- [TASK DESCRIPTION]
Retype all of the data exactly as given.

- [THE RECORDS]
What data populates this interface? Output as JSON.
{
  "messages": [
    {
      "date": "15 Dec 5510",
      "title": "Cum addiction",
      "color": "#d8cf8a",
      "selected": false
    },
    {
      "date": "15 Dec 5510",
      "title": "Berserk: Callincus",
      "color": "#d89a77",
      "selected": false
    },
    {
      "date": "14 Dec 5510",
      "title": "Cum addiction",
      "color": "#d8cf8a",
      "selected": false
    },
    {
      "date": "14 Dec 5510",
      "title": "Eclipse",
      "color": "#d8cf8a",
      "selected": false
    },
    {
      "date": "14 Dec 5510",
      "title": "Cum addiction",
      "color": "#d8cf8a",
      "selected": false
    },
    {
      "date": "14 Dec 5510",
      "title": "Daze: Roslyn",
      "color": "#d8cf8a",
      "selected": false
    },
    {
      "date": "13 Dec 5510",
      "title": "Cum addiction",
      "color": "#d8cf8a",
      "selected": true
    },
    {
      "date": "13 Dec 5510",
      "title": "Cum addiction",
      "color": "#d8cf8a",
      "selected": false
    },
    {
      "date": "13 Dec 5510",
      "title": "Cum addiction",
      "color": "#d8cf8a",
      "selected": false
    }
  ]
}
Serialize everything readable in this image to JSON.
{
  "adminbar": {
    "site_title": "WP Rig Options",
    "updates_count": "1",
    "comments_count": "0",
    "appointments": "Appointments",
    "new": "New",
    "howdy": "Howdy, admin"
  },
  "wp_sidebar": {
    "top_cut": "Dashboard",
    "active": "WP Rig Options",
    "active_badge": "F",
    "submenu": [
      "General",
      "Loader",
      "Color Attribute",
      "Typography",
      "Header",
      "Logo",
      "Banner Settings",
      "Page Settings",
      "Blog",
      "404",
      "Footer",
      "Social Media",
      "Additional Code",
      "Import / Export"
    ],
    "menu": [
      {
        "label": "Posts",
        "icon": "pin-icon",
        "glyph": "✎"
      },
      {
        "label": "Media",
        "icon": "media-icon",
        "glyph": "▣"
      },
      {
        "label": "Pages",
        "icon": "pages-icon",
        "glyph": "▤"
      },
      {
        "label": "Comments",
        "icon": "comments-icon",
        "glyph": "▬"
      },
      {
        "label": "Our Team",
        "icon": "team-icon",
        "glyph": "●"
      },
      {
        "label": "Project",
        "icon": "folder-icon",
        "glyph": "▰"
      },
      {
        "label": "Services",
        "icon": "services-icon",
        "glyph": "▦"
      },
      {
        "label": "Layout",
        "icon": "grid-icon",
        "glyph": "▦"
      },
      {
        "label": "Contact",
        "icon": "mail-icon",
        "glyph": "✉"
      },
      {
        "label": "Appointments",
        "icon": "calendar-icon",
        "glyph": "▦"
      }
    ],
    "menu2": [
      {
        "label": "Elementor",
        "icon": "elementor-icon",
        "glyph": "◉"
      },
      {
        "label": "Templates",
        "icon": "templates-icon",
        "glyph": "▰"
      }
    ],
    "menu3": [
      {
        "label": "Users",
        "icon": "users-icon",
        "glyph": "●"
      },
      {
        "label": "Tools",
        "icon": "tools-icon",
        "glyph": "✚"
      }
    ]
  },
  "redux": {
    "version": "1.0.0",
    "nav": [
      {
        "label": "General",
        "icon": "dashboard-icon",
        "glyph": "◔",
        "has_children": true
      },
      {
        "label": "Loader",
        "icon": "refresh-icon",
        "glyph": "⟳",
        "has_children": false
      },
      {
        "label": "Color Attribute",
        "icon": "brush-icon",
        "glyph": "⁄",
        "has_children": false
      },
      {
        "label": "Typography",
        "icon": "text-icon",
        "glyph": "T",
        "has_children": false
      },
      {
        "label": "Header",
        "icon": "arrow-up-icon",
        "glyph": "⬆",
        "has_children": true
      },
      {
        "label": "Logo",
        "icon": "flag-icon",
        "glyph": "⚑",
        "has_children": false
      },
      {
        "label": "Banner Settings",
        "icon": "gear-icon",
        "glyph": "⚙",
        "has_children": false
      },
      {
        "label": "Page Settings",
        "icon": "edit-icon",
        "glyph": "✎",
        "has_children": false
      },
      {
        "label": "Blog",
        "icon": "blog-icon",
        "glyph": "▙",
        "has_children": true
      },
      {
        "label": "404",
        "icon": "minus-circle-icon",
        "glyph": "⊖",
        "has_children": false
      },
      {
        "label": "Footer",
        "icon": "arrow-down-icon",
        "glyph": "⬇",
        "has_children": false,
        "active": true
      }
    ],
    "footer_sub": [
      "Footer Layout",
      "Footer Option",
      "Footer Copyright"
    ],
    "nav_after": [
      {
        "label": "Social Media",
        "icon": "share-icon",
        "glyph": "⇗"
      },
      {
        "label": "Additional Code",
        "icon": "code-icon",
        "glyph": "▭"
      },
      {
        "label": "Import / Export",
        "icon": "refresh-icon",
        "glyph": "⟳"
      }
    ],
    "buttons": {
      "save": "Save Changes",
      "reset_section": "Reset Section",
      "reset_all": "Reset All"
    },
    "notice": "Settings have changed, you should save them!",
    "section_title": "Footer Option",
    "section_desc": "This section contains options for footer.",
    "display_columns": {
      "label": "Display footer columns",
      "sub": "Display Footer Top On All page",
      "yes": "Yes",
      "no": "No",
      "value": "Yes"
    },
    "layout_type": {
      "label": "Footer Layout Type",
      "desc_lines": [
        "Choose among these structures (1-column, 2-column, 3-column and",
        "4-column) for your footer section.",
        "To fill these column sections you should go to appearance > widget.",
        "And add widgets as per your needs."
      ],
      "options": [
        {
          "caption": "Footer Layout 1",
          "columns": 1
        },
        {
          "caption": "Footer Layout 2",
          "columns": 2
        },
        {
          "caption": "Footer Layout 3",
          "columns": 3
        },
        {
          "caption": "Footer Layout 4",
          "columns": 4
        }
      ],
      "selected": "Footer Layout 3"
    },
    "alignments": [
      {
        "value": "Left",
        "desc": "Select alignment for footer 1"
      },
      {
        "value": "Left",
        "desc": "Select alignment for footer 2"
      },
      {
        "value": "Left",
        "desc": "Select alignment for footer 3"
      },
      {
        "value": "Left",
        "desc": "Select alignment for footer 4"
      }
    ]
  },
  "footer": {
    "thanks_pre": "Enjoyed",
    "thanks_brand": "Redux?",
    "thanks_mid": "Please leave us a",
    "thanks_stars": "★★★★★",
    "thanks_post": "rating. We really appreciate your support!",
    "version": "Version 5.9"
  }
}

- [THE ANSWER]
What data populates this interface? Output as JSON.
{
  "messages": [
    {
      "date": "15 Dec 5510",
      "title": "Cum addiction",
      "color": "#d8cf8a",
      "selected": false
    },
    {
      "date": "15 Dec 5510",
      "title": "Berserk: Callincus",
      "color": "#d89a77",
      "selected": false
    },
    {
      "date": "14 Dec 5510",
      "title": "Cum addiction",
      "color": "#d8cf8a",
      "selected": false
    },
    {
      "date": "14 Dec 5510",
      "title": "Eclipse",
      "color": "#d8cf8a",
      "selected": false
    },
    {
      "date": "14 Dec 5510",
      "title": "Cum addiction",
      "color": "#d8cf8a",
      "selected": false
    },
    {
      "date": "14 Dec 5510",
      "title": "Daze: Roslyn",
      "color": "#d8cf8a",
      "selected": false
    },
    {
      "date": "13 Dec 5510",
      "title": "Cum addiction",
      "color": "#d8cf8a",
      "selected": true
    },
    {
      "date": "13 Dec 5510",
      "title": "Cum addiction",
      "color": "#d8cf8a",
      "selected": false
    },
    {
      "date": "13 Dec 5510",
      "title": "Cum addiction",
      "color": "#d8cf8a",
      "selected": false
    }
  ]
}
Serialize everything readable in this image to JSON.
{
  "adminbar": {
    "site_title": "WP Rig Options",
    "updates_count": "1",
    "comments_count": "0",
    "appointments": "Appointments",
    "new": "New",
    "howdy": "Howdy, admin"
  },
  "wp_sidebar": {
    "top_cut": "Dashboard",
    "active": "WP Rig Options",
    "active_badge": "F",
    "submenu": [
      "General",
      "Loader",
      "Color Attribute",
      "Typography",
      "Header",
      "Logo",
      "Banner Settings",
      "Page Settings",
      "Blog",
      "404",
      "Footer",
      "Social Media",
      "Additional Code",
      "Import / Export"
    ],
    "menu": [
      {
        "label": "Posts",
        "icon": "pin-icon",
        "glyph": "✎"
      },
      {
        "label": "Media",
        "icon": "media-icon",
        "glyph": "▣"
      },
      {
        "label": "Pages",
        "icon": "pages-icon",
        "glyph": "▤"
      },
      {
        "label": "Comments",
        "icon": "comments-icon",
        "glyph": "▬"
      },
      {
        "label": "Our Team",
        "icon": "team-icon",
        "glyph": "●"
      },
      {
        "label": "Project",
        "icon": "folder-icon",
        "glyph": "▰"
      },
      {
        "label": "Services",
        "icon": "services-icon",
        "glyph": "▦"
      },
      {
        "label": "Layout",
        "icon": "grid-icon",
        "glyph": "▦"
      },
      {
        "label": "Contact",
        "icon": "mail-icon",
        "glyph": "✉"
      },
      {
        "label": "Appointments",
        "icon": "calendar-icon",
        "glyph": "▦"
      }
    ],
    "menu2": [
      {
        "label": "Elementor",
        "icon": "elementor-icon",
        "glyph": "◉"
      },
      {
        "label": "Templates",
        "icon": "templates-icon",
        "glyph": "▰"
      }
    ],
    "menu3": [
      {
        "label": "Users",
        "icon": "users-icon",
        "glyph": "●"
      },
      {
        "label": "Tools",
        "icon": "tools-icon",
        "glyph": "✚"
      }
    ]
  },
  "redux": {
    "version": "1.0.0",
    "nav": [
      {
        "label": "General",
        "icon": "dashboard-icon",
        "glyph": "◔",
        "has_children": true
      },
      {
        "label": "Loader",
        "icon": "refresh-icon",
        "glyph": "⟳",
        "has_children": false
      },
      {
        "label": "Color Attribute",
        "icon": "brush-icon",
        "glyph": "⁄",
        "has_children": false
      },
      {
        "label": "Typography",
        "icon": "text-icon",
        "glyph": "T",
        "has_children": false
      },
      {
        "label": "Header",
        "icon": "arrow-up-icon",
        "glyph": "⬆",
        "has_children": true
      },
      {
        "label": "Logo",
        "icon": "flag-icon",
        "glyph": "⚑",
        "has_children": false
      },
      {
        "label": "Banner Settings",
        "icon": "gear-icon",
        "glyph": "⚙",
        "has_children": false
      },
      {
        "label": "Page Settings",
        "icon": "edit-icon",
        "glyph": "✎",
        "has_children": false
      },
      {
        "label": "Blog",
        "icon": "blog-icon",
        "glyph": "▙",
        "has_children": true
      },
      {
        "label": "404",
        "icon": "minus-circle-icon",
        "glyph": "⊖",
        "has_children": false
      },
      {
        "label": "Footer",
        "icon": "arrow-down-icon",
        "glyph": "⬇",
        "has_children": false,
        "active": true
      }
    ],
    "footer_sub": [
      "Footer Layout",
      "Footer Option",
      "Footer Copyright"
    ],
    "nav_after": [
      {
        "label": "Social Media",
        "icon": "share-icon",
        "glyph": "⇗"
      },
      {
        "label": "Additional Code",
        "icon": "code-icon",
        "glyph": "▭"
      },
      {
        "label": "Import / Export",
        "icon": "refresh-icon",
        "glyph": "⟳"
      }
    ],
    "buttons": {
      "save": "Save Changes",
      "reset_section": "Reset Section",
      "reset_all": "Reset All"
    },
    "notice": "Settings have changed, you should save them!",
    "section_title": "Footer Option",
    "section_desc": "This section contains options for footer.",
    "display_columns": {
      "label": "Display footer columns",
      "sub": "Display Footer Top On All page",
      "yes": "Yes",
      "no": "No",
      "value": "Yes"
    },
    "layout_type": {
      "label": "Footer Layout Type",
      "desc_lines": [
        "Choose among these structures (1-column, 2-column, 3-column and",
        "4-column) for your footer section.",
        "To fill these column sections you should go to appearance > widget.",
        "And add widgets as per your needs."
      ],
      "options": [
        {
          "caption": "Footer Layout 1",
          "columns": 1
        },
        {
          "caption": "Footer Layout 2",
          "columns": 2
        },
        {
          "caption": "Footer Layout 3",
          "columns": 3
        },
        {
          "caption": "Footer Layout 4",
          "columns": 4
        }
      ],
      "selected": "Footer Layout 3"
    },
    "alignments": [
      {
        "value": "Left",
        "desc": "Select alignment for footer 1"
      },
      {
        "value": "Left",
        "desc": "Select alignment for footer 2"
      },
      {
        "value": "Left",
        "desc": "Select alignment for footer 3"
      },
      {
        "value": "Left",
        "desc": "Select alignment for footer 4"
      }
    ]
  },
  "footer": {
    "thanks_pre": "Enjoyed",
    "thanks_brand": "Redux?",
    "thanks_mid": "Please leave us a",
    "thanks_stars": "★★★★★",
    "thanks_post": "rating. We really appreciate your support!",
    "version": "Version 5.9"
  }
}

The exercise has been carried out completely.